▶ **PASSAGE TO READ**
■ ■ ■ ■ ■

On Halloween last year, one sweet girl asked me why I didn’t have kids to go home and carve a pumpkin with.  I responded with a laugh and, “You’ll have to talk to God about that one!”  Immediately, she announced to the other girls at the table that they had to stop and pray right then.  And she did.  And she continued to pray every morning in advisee with her small group of girls.  Faith like a child.  I pray that God will give me this faith. 
Another time, with only a week and a half left in the school year, they started asking again.  One panicked little girl begged me, “Mrs. Fawcett, last year our teacher went on maternity leave.  Please don’t go on maternity leave and leave us the last week of school!”  Oh, if only babies came that quickly! 

I am praying that our children will come in God’s perfect timing and, meanwhile, He will give me faith like a child to continue to pray for our precious babies.

■ ■ ■ ■ ■

▶ **SOURCE INFORMATION**
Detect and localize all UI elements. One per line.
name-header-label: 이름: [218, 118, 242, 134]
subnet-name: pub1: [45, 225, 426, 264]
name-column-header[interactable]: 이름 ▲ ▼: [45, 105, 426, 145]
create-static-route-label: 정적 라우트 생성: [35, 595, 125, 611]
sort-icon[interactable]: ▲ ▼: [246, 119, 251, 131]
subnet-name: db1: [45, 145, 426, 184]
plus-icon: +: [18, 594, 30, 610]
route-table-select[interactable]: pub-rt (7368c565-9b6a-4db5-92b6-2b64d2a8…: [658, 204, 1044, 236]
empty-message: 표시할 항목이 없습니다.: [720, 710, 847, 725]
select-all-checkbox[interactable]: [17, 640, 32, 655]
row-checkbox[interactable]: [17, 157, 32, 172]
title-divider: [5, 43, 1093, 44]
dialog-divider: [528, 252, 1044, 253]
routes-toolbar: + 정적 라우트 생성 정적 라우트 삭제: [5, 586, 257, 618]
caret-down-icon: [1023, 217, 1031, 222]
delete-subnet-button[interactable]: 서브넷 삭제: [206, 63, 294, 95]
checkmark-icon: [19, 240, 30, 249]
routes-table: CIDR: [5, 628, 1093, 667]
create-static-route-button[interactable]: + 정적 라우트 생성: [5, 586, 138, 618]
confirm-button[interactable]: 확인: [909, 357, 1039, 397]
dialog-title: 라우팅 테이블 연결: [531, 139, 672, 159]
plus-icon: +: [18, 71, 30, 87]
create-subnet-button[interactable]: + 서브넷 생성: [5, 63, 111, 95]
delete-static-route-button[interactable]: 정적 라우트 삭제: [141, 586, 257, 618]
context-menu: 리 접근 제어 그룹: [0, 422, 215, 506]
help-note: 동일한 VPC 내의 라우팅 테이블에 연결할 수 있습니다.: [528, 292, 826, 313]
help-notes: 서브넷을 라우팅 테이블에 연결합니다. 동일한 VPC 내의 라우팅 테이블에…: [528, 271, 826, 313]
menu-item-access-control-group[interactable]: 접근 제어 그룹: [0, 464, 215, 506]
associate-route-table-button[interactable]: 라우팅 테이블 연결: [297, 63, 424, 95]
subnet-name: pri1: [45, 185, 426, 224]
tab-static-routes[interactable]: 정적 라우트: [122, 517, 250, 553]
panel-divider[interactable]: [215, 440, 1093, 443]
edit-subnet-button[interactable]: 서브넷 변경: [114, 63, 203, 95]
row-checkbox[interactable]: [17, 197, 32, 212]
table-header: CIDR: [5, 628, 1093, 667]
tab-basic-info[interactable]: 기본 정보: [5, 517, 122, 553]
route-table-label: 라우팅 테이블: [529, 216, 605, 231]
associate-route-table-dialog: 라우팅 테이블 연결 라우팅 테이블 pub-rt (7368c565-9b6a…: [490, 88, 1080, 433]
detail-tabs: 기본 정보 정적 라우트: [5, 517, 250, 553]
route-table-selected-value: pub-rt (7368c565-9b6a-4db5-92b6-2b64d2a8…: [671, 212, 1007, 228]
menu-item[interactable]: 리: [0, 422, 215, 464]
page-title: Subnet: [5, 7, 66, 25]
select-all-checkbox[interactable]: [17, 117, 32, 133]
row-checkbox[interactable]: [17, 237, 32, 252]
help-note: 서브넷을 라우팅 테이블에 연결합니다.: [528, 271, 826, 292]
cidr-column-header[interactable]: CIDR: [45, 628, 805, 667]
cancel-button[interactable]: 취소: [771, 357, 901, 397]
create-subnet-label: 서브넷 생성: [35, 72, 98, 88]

■ ■ ■ ■ ■

▶ **REQUIRED ACTIONS**
1) Extract the part of the passage about praying for children from "Another time, with" up to and including "came that quickly!", copying it word for word.
2) Please continue the passage about praying for children, picking up after its final sentence.
The data plays no part in any of this.

▶ **ANSWERS PER TASK**
1)
Another time, with only a week and a half left in the school year, they started asking again.  One panicked little girl begged me, “Mrs. Fawcett, last year our teacher went on maternity leave.  Please don’t go on maternity leave and leave us the last week of school!”  Oh, if only babies came that quickly!

2)
Saturday, August 2, 2014

Stupid Schedules

                There, I said it.  Something negative.  While there have been many joyous moments when I have been able to share God’s word, this journey has also had its fair share of frustrating moments.  The one that has been driving me crazy recently is how I feel this has taken over our life.  Will and I talk all the time about where to draw the line between making this our first priority, but also still living our life and enjoying where we are now.  For example, we had the opportunity to go to the beach for two weeks this summer and celebrate my sister-in-law’s wedding.  It was a great trip and we are glad we spent that quality time with his family, but that meant a cycle when we couldn’t be home to go to doctor appointments.  Something else I love doing in the summer is being part of the leadership team at an amazing all girls summer camp.  Graciously, they were able to work with me, but I hate being the “problem maker” who feels like I am always the one asking for special treatment.  Especially when it comes to this subject.  I am about to go back to school for the fall semester.  I know doctor appointments are important, but I would like to be able to just be at school and not have so many things to plan around.  I want to be dependable and helpful, not the one always asking for special treatment but never being fully comfortable explaining the reasoning.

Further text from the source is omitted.